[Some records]
## start

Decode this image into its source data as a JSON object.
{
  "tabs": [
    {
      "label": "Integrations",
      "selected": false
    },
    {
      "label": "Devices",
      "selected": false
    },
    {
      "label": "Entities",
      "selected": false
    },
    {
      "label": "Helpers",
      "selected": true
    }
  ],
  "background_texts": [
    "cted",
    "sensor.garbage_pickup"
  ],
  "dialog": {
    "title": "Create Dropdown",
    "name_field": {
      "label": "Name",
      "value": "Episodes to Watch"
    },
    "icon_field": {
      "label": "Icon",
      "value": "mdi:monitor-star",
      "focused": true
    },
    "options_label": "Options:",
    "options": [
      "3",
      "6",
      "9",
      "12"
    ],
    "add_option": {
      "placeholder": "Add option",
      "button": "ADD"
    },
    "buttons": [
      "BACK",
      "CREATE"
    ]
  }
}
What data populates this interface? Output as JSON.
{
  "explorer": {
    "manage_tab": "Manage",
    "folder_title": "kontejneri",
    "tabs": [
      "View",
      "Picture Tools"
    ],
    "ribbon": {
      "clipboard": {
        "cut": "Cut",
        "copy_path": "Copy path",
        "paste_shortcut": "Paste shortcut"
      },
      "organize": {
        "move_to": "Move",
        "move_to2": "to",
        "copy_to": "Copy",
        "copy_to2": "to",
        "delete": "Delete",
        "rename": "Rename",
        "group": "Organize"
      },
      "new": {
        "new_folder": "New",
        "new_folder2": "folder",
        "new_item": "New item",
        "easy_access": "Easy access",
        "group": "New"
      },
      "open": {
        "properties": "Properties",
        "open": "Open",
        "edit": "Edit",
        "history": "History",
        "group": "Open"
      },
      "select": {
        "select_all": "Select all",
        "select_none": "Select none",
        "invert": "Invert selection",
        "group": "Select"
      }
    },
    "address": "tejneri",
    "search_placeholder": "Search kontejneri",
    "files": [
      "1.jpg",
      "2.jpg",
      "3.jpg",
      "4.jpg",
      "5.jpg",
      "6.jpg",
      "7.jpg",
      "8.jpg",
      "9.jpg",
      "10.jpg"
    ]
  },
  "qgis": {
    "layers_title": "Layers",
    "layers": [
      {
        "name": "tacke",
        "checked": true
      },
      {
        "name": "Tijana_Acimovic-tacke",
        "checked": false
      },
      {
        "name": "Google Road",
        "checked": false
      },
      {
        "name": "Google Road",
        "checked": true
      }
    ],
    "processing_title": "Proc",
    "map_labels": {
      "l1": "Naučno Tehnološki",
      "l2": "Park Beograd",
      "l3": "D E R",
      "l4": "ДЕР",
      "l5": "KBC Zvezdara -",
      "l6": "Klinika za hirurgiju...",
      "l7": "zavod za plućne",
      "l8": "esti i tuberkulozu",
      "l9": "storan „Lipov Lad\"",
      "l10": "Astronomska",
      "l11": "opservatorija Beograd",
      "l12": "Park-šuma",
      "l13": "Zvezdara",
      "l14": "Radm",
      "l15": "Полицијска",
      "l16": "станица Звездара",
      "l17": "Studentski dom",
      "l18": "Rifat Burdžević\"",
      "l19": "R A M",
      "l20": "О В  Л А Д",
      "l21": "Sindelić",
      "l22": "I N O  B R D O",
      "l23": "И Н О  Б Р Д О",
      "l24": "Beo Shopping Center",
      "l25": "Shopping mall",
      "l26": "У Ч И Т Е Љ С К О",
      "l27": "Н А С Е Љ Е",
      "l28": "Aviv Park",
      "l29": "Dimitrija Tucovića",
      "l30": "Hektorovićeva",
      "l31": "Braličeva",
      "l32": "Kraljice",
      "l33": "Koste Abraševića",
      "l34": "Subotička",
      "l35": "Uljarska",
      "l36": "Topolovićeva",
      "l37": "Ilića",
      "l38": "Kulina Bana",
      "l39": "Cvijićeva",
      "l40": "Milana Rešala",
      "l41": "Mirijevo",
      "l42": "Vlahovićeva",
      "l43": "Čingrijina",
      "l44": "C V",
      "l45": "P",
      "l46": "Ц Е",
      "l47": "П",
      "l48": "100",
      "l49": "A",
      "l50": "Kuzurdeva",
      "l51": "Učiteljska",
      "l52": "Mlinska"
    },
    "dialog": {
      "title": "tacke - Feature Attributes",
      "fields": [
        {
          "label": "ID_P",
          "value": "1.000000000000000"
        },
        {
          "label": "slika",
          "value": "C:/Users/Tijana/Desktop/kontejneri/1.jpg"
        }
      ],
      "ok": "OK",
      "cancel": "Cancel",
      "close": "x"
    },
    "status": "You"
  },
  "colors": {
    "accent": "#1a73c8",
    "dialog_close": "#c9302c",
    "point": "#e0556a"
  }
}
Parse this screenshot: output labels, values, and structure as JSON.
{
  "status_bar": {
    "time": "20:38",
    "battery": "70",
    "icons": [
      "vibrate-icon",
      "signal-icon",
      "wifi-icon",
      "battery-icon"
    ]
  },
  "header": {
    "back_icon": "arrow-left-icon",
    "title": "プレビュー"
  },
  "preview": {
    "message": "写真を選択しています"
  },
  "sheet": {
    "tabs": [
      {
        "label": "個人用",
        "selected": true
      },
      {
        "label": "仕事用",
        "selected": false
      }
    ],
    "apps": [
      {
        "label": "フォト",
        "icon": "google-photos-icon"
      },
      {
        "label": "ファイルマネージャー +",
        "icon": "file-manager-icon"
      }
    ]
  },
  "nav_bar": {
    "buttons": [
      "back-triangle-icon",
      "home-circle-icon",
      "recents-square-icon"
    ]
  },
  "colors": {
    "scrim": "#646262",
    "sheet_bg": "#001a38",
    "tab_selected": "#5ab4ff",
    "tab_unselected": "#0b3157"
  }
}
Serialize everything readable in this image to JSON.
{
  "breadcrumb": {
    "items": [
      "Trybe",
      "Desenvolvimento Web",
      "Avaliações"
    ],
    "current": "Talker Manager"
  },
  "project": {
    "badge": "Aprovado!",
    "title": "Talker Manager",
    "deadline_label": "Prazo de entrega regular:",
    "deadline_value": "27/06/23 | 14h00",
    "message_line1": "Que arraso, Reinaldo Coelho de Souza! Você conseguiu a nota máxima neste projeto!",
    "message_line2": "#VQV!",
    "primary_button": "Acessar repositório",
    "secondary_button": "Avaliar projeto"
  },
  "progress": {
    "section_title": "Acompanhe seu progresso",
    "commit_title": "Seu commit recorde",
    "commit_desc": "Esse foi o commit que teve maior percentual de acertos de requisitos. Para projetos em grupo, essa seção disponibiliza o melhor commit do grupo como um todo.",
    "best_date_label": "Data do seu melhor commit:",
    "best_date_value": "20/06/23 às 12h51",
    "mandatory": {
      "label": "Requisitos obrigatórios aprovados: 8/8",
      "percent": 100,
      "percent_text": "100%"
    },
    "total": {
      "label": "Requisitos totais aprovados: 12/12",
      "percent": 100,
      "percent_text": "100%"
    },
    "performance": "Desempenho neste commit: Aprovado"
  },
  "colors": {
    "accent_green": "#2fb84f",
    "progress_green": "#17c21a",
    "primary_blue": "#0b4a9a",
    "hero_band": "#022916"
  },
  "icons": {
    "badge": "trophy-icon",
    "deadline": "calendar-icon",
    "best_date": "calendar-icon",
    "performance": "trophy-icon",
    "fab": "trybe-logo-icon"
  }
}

## end

TASK DESCRIPTION -> Extract the full listing above without altering anything.

WORKED SOLUTION ->
Decode this image into its source data as a JSON object.
{
  "tabs": [
    {
      "label": "Integrations",
      "selected": false
    },
    {
      "label": "Devices",
      "selected": false
    },
    {
      "label": "Entities",
      "selected": false
    },
    {
      "label": "Helpers",
      "selected": true
    }
  ],
  "background_texts": [
    "cted",
    "sensor.garbage_pickup"
  ],
  "dialog": {
    "title": "Create Dropdown",
    "name_field": {
      "label": "Name",
      "value": "Episodes to Watch"
    },
    "icon_field": {
      "label": "Icon",
      "value": "mdi:monitor-star",
      "focused": true
    },
    "options_label": "Options:",
    "options": [
      "3",
      "6",
      "9",
      "12"
    ],
    "add_option": {
      "placeholder": "Add option",
      "button": "ADD"
    },
    "buttons": [
      "BACK",
      "CREATE"
    ]
  }
}
What data populates this interface? Output as JSON.
{
  "explorer": {
    "manage_tab": "Manage",
    "folder_title": "kontejneri",
    "tabs": [
      "View",
      "Picture Tools"
    ],
    "ribbon": {
      "clipboard": {
        "cut": "Cut",
        "copy_path": "Copy path",
        "paste_shortcut": "Paste shortcut"
      },
      "organize": {
        "move_to": "Move",
        "move_to2": "to",
        "copy_to": "Copy",
        "copy_to2": "to",
        "delete": "Delete",
        "rename": "Rename",
        "group": "Organize"
      },
      "new": {
        "new_folder": "New",
        "new_folder2": "folder",
        "new_item": "New item",
        "easy_access": "Easy access",
        "group": "New"
      },
      "open": {
        "properties": "Properties",
        "open": "Open",
        "edit": "Edit",
        "history": "History",
        "group": "Open"
      },
      "select": {
        "select_all": "Select all",
        "select_none": "Select none",
        "invert": "Invert selection",
        "group": "Select"
      }
    },
    "address": "tejneri",
    "search_placeholder": "Search kontejneri",
    "files": [
      "1.jpg",
      "2.jpg",
      "3.jpg",
      "4.jpg",
      "5.jpg",
      "6.jpg",
      "7.jpg",
      "8.jpg",
      "9.jpg",
      "10.jpg"
    ]
  },
  "qgis": {
    "layers_title": "Layers",
    "layers": [
      {
        "name": "tacke",
        "checked": true
      },
      {
        "name": "Tijana_Acimovic-tacke",
        "checked": false
      },
      {
        "name": "Google Road",
        "checked": false
      },
      {
        "name": "Google Road",
        "checked": true
      }
    ],
    "processing_title": "Proc",
    "map_labels": {
      "l1": "Naučno Tehnološki",
      "l2": "Park Beograd",
      "l3": "D E R",
      "l4": "ДЕР",
      "l5": "KBC Zvezdara -",
      "l6": "Klinika za hirurgiju...",
      "l7": "zavod za plućne",
      "l8": "esti i tuberkulozu",
      "l9": "storan „Lipov Lad\"",
      "l10": "Astronomska",
      "l11": "opservatorija Beograd",
      "l12": "Park-šuma",
      "l13": "Zvezdara",
      "l14": "Radm",
      "l15": "Полицијска",
      "l16": "станица Звездара",
      "l17": "Studentski dom",
      "l18": "Rifat Burdžević\"",
      "l19": "R A M",
      "l20": "О В  Л А Д",
      "l21": "Sindelić",
      "l22": "I N O  B R D O",
      "l23": "И Н О  Б Р Д О",
      "l24": "Beo Shopping Center",
      "l25": "Shopping mall",
      "l26": "У Ч И Т Е Љ С К О",
      "l27": "Н А С Е Љ Е",
      "l28": "Aviv Park",
      "l29": "Dimitrija Tucovića",
      "l30": "Hektorovićeva",
      "l31": "Braličeva",
      "l32": "Kraljice",
      "l33": "Koste Abraševića",
      "l34": "Subotička",
      "l35": "Uljarska",
      "l36": "Topolovićeva",
      "l37": "Ilića",
      "l38": "Kulina Bana",
      "l39": "Cvijićeva",
      "l40": "Milana Rešala",
      "l41": "Mirijevo",
      "l42": "Vlahovićeva",
      "l43": "Čingrijina",
      "l44": "C V",
      "l45": "P",
      "l46": "Ц Е",
      "l47": "П",
      "l48": "100",
      "l49": "A",
      "l50": "Kuzurdeva",
      "l51": "Učiteljska",
      "l52": "Mlinska"
    },
    "dialog": {
      "title": "tacke - Feature Attributes",
      "fields": [
        {
          "label": "ID_P",
          "value": "1.000000000000000"
        },
        {
          "label": "slika",
          "value": "C:/Users/Tijana/Desktop/kontejneri/1.jpg"
        }
      ],
      "ok": "OK",
      "cancel": "Cancel",
      "close": "x"
    },
    "status": "You"
  },
  "colors": {
    "accent": "#1a73c8",
    "dialog_close": "#c9302c",
    "point": "#e0556a"
  }
}
Parse this screenshot: output labels, values, and structure as JSON.
{
  "status_bar": {
    "time": "20:38",
    "battery": "70",
    "icons": [
      "vibrate-icon",
      "signal-icon",
      "wifi-icon",
      "battery-icon"
    ]
  },
  "header": {
    "back_icon": "arrow-left-icon",
    "title": "プレビュー"
  },
  "preview": {
    "message": "写真を選択しています"
  },
  "sheet": {
    "tabs": [
      {
        "label": "個人用",
        "selected": true
      },
      {
        "label": "仕事用",
        "selected": false
      }
    ],
    "apps": [
      {
        "label": "フォト",
        "icon": "google-photos-icon"
      },
      {
        "label": "ファイルマネージャー +",
        "icon": "file-manager-icon"
      }
    ]
  },
  "nav_bar": {
    "buttons": [
      "back-triangle-icon",
      "home-circle-icon",
      "recents-square-icon"
    ]
  },
  "colors": {
    "scrim": "#646262",
    "sheet_bg": "#001a38",
    "tab_selected": "#5ab4ff",
    "tab_unselected": "#0b3157"
  }
}
Serialize everything readable in this image to JSON.
{
  "breadcrumb": {
    "items": [
      "Trybe",
      "Desenvolvimento Web",
      "Avaliações"
    ],
    "current": "Talker Manager"
  },
  "project": {
    "badge": "Aprovado!",
    "title": "Talker Manager",
    "deadline_label": "Prazo de entrega regular:",
    "deadline_value": "27/06/23 | 14h00",
    "message_line1": "Que arraso, Reinaldo Coelho de Souza! Você conseguiu a nota máxima neste projeto!",
    "message_line2": "#VQV!",
    "primary_button": "Acessar repositório",
    "secondary_button": "Avaliar projeto"
  },
  "progress": {
    "section_title": "Acompanhe seu progresso",
    "commit_title": "Seu commit recorde",
    "commit_desc": "Esse foi o commit que teve maior percentual de acertos de requisitos. Para projetos em grupo, essa seção disponibiliza o melhor commit do grupo como um todo.",
    "best_date_label": "Data do seu melhor commit:",
    "best_date_value": "20/06/23 às 12h51",
    "mandatory": {
      "label": "Requisitos obrigatórios aprovados: 8/8",
      "percent": 100,
      "percent_text": "100%"
    },
    "total": {
      "label": "Requisitos totais aprovados: 12/12",
      "percent": 100,
      "percent_text": "100%"
    },
    "performance": "Desempenho neste commit: Aprovado"
  },
  "colors": {
    "accent_green": "#2fb84f",
    "progress_green": "#17c21a",
    "primary_blue": "#0b4a9a",
    "hero_band": "#022916"
  },
  "icons": {
    "badge": "trophy-icon",
    "deadline": "calendar-icon",
    "best_date": "calendar-icon",
    "performance": "trophy-icon",
    "fab": "trybe-logo-icon"
  }
}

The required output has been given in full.